**Set exercise:** Go through the listing and pick out each line with the word "является" in it.

(Collected data)
+++++

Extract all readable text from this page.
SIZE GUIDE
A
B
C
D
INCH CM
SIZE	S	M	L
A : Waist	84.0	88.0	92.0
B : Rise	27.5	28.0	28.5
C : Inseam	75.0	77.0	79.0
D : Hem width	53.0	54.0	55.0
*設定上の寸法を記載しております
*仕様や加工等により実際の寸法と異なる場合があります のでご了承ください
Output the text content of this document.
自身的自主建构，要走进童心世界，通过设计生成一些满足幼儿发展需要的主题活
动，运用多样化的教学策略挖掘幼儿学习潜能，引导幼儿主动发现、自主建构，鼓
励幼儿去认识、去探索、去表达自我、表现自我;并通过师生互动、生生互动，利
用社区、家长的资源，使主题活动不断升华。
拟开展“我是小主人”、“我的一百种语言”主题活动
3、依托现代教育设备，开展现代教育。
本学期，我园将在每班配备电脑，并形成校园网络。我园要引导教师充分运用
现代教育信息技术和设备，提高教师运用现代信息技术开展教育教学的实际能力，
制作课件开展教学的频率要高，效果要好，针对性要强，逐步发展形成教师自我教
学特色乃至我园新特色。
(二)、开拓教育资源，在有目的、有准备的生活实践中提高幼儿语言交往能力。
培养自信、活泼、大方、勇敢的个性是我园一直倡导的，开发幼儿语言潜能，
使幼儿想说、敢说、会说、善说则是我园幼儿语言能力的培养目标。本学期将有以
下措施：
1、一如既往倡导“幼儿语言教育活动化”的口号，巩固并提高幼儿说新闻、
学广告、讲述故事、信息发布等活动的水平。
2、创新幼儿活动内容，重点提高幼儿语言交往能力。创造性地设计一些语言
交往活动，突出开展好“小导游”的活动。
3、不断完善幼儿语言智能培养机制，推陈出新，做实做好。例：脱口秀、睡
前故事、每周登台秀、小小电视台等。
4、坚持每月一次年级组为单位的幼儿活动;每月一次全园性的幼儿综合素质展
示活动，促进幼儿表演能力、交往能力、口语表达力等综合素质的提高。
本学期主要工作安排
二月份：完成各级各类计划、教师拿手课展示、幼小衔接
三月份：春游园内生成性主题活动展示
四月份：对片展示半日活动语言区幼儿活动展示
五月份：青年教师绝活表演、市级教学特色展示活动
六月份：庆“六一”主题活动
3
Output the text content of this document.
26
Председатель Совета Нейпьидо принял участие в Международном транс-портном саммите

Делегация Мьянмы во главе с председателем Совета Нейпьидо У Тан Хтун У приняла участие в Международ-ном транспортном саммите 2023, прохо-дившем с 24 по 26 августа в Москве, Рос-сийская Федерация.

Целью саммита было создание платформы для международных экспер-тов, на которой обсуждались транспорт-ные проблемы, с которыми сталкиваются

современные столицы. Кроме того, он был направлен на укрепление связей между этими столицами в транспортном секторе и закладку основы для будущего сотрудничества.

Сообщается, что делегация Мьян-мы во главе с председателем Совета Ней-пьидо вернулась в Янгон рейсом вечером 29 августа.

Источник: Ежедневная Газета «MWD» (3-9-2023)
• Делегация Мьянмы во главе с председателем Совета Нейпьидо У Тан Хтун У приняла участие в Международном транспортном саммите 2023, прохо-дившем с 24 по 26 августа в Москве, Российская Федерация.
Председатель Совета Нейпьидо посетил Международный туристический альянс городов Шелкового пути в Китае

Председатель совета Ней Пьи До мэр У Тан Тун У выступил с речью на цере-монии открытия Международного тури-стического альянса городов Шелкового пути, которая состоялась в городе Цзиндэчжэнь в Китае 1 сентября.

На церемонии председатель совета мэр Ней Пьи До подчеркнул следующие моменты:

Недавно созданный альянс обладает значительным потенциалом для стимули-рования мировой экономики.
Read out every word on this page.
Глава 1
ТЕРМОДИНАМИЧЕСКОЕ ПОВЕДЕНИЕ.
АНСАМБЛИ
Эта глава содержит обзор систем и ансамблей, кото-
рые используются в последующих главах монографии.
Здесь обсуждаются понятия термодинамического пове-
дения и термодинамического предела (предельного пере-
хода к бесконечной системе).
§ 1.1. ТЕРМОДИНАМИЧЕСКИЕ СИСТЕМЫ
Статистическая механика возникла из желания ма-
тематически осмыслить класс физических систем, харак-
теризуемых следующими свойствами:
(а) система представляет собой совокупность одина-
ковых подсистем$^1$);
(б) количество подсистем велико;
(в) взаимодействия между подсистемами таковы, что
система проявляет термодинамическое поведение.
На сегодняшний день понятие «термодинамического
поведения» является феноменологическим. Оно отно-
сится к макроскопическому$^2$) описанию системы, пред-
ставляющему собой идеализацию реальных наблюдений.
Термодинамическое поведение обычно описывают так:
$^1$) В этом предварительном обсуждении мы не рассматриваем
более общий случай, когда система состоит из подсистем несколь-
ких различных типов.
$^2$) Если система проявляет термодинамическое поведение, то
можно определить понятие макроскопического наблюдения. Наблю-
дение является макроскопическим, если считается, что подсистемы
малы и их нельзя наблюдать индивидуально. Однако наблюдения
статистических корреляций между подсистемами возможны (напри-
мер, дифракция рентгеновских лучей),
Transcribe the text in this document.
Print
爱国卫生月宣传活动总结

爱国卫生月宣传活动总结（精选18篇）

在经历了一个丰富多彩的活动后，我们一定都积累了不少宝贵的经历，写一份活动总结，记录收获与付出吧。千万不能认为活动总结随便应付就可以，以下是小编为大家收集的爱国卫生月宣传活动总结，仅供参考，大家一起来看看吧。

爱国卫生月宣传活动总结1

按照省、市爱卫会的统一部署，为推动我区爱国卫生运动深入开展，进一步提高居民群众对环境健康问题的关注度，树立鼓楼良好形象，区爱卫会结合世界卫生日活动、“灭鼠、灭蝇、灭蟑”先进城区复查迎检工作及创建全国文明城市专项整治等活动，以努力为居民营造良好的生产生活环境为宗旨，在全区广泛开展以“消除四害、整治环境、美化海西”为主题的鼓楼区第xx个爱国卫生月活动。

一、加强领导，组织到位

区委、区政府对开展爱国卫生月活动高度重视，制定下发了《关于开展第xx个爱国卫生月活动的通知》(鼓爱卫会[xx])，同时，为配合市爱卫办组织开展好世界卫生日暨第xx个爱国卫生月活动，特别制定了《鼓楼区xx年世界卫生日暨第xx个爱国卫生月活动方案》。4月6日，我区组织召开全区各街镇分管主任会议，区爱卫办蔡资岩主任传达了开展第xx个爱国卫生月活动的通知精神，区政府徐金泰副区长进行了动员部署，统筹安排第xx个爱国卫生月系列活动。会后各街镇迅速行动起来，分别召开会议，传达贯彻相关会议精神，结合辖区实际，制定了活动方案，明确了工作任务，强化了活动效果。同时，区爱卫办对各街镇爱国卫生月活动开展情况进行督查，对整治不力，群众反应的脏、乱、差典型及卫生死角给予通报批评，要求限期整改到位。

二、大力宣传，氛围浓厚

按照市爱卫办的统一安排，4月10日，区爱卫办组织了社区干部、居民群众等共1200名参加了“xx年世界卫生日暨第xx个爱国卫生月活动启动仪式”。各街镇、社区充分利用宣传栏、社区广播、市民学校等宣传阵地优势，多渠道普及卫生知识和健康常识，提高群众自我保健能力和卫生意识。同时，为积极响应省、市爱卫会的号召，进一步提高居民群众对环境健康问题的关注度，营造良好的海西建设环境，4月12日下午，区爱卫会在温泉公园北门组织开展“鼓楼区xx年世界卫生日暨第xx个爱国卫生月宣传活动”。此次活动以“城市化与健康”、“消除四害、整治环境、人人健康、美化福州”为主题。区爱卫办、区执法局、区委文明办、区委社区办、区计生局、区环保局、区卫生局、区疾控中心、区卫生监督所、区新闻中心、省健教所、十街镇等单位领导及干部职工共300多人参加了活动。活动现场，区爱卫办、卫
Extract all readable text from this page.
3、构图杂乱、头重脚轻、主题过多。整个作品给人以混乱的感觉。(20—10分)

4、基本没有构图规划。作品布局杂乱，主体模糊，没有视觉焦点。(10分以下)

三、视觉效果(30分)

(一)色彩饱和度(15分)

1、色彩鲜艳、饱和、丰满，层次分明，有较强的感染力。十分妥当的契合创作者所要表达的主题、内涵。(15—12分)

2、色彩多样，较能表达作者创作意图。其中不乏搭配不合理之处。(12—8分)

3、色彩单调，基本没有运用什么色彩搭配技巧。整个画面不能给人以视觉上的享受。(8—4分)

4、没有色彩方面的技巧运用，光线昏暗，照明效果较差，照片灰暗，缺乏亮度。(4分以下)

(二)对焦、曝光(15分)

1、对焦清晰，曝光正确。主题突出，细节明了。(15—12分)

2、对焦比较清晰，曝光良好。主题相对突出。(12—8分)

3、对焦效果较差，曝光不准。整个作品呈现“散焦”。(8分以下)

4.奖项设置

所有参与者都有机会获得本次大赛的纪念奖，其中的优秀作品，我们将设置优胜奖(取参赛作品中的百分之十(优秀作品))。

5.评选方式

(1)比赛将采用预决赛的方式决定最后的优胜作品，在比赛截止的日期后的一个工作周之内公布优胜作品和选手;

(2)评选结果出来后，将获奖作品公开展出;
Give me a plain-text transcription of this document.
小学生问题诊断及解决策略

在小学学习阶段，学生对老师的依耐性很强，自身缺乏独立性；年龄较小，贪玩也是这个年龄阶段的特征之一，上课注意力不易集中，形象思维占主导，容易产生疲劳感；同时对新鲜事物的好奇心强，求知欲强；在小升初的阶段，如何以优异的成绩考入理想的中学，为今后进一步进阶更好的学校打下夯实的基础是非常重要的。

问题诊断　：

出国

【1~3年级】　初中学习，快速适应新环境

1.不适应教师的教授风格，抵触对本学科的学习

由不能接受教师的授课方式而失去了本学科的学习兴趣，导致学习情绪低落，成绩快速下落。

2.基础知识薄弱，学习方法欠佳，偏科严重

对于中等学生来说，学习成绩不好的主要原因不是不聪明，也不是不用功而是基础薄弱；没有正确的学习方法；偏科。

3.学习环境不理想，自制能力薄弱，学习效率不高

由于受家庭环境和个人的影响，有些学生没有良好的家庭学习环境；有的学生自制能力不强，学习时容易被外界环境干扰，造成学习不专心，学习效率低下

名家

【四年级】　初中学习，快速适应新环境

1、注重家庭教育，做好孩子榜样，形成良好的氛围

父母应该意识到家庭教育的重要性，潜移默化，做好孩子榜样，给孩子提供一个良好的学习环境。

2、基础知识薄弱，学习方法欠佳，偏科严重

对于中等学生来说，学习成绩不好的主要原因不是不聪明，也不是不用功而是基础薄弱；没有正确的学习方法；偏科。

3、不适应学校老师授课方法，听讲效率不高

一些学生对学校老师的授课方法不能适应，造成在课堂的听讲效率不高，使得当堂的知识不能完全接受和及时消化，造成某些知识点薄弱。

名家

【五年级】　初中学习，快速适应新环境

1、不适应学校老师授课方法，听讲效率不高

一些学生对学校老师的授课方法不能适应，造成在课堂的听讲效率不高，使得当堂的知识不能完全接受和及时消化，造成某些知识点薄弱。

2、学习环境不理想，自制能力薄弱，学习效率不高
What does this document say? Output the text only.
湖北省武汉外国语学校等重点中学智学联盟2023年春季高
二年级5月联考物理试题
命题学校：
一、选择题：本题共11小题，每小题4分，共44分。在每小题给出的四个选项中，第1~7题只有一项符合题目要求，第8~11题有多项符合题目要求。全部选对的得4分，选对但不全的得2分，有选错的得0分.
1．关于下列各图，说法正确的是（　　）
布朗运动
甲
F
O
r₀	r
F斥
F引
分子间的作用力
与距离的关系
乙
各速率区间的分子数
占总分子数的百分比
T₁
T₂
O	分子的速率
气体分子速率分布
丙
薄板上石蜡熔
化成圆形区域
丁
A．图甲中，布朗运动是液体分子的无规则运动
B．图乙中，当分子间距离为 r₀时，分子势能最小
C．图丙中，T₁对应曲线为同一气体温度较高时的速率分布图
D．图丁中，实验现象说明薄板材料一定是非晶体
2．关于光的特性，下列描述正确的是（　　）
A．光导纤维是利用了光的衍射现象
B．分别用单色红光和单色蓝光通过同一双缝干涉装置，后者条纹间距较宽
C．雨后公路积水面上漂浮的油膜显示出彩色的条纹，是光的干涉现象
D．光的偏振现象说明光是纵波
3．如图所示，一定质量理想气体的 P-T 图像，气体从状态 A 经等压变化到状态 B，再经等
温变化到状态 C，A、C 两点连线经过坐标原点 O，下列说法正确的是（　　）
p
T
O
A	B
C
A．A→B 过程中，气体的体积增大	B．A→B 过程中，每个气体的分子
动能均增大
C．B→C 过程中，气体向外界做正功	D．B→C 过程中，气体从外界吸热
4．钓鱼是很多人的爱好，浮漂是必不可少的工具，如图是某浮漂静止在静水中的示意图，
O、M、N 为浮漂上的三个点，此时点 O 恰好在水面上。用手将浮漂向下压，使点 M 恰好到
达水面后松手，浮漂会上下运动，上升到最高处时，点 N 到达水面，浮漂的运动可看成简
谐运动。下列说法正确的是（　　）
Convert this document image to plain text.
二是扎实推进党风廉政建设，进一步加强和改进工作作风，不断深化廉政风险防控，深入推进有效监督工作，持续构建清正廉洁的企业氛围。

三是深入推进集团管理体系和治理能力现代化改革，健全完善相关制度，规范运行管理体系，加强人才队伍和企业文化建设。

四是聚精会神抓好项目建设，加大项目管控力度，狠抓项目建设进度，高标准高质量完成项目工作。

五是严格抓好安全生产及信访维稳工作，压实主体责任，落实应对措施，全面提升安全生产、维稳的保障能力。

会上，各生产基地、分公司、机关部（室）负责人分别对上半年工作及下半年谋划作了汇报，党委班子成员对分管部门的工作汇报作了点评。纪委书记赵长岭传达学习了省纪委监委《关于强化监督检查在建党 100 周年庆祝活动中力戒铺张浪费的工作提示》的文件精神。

+++++

**Solution:**
поведения» является феноменологическим. Оно отно-
дение является макроскопическим, если считается, что подсистемы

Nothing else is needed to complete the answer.